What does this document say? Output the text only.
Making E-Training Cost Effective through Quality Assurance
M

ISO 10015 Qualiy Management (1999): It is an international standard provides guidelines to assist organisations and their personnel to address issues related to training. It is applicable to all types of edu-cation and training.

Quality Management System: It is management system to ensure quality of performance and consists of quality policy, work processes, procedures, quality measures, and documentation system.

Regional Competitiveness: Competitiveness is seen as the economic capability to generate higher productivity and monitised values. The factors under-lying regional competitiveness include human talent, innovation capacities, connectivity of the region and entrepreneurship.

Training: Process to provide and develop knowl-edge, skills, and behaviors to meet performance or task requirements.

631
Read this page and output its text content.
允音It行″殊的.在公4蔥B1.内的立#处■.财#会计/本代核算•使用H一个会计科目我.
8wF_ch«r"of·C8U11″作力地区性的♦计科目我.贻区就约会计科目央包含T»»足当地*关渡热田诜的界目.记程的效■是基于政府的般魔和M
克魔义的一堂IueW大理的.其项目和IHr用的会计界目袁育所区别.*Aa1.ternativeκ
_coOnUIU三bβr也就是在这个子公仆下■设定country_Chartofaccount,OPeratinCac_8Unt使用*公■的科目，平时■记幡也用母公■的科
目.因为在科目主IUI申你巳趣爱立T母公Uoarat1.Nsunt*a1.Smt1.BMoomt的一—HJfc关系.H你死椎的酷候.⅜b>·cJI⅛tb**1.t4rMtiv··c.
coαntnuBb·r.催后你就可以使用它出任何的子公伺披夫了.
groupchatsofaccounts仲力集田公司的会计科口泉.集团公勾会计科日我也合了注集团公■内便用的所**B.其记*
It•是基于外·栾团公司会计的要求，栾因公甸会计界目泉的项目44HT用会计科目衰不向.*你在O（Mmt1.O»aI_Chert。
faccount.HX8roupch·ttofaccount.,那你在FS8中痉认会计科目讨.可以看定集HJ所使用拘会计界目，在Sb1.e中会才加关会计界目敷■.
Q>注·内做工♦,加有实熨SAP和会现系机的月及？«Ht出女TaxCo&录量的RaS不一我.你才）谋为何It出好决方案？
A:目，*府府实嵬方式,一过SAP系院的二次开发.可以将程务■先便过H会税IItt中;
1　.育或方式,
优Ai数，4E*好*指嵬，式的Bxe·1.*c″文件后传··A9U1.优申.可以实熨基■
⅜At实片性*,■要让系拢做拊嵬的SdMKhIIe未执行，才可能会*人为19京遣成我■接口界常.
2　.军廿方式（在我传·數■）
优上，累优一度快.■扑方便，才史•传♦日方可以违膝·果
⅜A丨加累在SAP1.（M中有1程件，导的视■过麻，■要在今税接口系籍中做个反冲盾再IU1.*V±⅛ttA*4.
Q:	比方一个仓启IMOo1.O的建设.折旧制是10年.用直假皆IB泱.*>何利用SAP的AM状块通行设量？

==============================

Where a line holds "performance", copy it out.

_Expected answer_
Quality Management System: It is management system to ensure quality of performance and consists of quality policy, work processes, procedures, quality measures, and documentation system.
Training: Process to provide and develop knowl-edge, skills, and behaviors to meet performance or task requirements.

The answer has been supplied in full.